> _Entries provided_
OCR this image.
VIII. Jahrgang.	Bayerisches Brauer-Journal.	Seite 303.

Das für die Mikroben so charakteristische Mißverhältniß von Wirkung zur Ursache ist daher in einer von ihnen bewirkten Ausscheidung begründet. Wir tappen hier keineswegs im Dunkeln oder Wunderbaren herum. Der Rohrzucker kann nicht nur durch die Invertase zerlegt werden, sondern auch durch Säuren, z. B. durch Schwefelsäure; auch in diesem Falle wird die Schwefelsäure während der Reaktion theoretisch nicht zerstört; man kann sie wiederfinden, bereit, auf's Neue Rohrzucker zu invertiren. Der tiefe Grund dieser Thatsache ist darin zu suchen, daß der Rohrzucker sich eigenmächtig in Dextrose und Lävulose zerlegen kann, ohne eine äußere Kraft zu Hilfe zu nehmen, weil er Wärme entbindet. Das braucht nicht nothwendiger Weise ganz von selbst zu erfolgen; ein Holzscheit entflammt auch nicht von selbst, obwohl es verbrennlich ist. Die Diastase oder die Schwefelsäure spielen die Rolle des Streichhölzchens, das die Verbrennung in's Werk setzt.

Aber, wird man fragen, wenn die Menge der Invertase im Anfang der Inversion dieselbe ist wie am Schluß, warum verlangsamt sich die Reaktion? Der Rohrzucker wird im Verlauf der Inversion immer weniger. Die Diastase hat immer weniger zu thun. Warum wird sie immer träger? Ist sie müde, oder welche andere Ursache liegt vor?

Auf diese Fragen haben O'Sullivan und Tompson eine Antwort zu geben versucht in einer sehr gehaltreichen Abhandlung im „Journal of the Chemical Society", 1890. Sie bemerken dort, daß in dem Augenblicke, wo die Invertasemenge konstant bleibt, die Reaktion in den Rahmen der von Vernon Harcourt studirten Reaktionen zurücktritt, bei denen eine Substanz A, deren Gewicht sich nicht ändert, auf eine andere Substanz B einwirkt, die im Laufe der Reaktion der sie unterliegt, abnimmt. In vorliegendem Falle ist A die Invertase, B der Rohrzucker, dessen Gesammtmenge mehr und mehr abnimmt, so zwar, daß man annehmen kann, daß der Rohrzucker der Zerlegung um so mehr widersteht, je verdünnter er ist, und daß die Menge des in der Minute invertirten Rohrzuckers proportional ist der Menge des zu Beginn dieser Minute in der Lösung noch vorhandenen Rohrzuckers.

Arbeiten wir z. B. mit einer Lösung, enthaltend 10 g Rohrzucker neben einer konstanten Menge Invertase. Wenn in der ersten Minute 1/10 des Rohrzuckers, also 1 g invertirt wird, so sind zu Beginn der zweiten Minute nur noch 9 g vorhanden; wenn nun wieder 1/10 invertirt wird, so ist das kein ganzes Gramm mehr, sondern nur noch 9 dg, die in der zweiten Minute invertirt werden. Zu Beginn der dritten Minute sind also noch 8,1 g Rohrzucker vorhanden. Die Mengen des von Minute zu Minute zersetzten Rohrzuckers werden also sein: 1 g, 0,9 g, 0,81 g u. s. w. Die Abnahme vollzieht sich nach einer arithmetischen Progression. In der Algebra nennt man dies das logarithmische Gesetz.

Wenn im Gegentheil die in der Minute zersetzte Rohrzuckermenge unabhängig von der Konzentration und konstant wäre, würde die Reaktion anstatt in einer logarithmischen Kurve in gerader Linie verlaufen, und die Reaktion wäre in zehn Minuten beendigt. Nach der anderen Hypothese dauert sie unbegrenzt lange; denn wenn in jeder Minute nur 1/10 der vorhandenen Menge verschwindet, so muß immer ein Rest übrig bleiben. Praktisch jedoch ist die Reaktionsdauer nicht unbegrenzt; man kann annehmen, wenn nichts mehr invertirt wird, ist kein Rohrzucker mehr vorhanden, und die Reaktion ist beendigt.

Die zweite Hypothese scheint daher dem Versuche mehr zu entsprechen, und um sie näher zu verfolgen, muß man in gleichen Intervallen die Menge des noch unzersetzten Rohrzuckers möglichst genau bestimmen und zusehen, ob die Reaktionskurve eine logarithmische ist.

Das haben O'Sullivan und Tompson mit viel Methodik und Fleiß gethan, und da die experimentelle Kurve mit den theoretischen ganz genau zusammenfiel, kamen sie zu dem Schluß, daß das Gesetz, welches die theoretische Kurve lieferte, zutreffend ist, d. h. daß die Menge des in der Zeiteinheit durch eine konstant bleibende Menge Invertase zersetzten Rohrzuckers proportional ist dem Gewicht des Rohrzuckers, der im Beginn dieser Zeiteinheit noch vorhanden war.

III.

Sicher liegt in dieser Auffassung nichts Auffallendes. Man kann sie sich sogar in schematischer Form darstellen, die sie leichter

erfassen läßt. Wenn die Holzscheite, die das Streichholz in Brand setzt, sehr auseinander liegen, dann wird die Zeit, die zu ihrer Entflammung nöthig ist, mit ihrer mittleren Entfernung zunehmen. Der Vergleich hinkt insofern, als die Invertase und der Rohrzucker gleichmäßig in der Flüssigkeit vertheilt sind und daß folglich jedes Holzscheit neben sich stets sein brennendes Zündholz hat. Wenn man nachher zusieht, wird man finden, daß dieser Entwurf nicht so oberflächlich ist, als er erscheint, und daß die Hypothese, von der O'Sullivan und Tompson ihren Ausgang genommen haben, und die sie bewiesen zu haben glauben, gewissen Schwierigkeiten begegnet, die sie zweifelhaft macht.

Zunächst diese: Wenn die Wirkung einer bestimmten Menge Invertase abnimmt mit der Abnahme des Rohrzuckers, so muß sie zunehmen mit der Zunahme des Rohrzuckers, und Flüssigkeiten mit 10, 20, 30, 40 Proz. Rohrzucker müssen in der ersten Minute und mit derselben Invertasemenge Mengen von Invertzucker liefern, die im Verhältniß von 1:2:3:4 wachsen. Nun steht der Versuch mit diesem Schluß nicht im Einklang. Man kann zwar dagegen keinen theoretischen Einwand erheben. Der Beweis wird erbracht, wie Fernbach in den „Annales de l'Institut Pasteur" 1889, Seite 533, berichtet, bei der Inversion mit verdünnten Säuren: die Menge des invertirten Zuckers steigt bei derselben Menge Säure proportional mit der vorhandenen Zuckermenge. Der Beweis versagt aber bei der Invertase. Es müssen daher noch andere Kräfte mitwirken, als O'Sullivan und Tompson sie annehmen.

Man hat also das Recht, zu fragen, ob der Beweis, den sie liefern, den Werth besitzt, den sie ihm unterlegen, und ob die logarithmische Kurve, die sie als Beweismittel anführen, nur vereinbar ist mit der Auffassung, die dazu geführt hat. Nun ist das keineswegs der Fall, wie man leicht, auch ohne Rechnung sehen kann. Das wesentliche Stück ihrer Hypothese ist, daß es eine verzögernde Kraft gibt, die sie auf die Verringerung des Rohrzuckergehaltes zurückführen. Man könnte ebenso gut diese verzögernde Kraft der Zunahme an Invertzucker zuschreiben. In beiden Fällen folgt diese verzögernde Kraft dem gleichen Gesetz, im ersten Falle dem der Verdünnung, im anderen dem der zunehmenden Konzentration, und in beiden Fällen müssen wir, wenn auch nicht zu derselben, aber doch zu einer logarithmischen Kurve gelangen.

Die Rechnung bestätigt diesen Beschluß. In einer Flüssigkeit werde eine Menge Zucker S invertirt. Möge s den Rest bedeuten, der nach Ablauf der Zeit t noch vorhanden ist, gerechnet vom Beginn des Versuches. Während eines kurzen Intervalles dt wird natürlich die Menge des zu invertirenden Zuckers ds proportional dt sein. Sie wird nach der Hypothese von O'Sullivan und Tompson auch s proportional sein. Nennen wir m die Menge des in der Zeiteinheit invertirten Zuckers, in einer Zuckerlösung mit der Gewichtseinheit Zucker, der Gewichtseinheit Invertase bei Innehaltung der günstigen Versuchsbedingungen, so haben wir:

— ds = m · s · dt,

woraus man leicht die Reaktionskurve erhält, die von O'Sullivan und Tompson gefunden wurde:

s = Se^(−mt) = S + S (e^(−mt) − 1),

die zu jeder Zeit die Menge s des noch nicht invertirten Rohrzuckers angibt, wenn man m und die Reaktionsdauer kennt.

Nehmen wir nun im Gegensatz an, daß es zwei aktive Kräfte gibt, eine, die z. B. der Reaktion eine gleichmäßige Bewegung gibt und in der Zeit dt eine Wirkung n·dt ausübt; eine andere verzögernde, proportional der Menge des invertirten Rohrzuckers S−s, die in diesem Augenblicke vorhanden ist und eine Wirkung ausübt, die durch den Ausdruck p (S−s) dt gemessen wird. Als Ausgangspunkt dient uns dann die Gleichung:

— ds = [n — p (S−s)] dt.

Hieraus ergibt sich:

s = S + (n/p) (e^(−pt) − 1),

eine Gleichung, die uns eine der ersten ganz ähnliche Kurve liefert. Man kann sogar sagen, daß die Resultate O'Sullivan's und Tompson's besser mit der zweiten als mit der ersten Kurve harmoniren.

> _Task description_
Copy out, from the records above, every line that holds the string "Auffassung".

> _Result for this task_
Sicher liegt in dieser Auffassung nichts Auffallendes. Man kann sie sich sogar in schematischer Form darstellen, die sie leichter
Man hat also das Recht, zu fragen, ob der Beweis, den sie liefern, den Werth besitzt, den sie ihm unterlegen, und ob die logarithmische Kurve, die sie als Beweismittel anführen, nur vereinbar ist mit der Auffassung, die dazu geführt hat. Nun ist das keineswegs der Fall, wie man leicht, auch ohne Rechnung sehen kann. Das wesentliche Stück ihrer Hypothese ist, daß es eine verzögernde Kraft gibt, die sie auf die Verringerung des Rohrzuckergehaltes zurückführen. Man könnte ebenso gut diese verzögernde Kraft der Zunahme an Invertzucker zuschreiben. In beiden Fällen folgt diese verzögernde Kraft dem gleichen Gesetz, im ersten Falle dem der Verdünnung, im anderen dem der zunehmenden Konzentration, und in beiden Fällen müssen wir, wenn auch nicht zu derselben, aber doch zu einer logarithmischen Kurve gelangen.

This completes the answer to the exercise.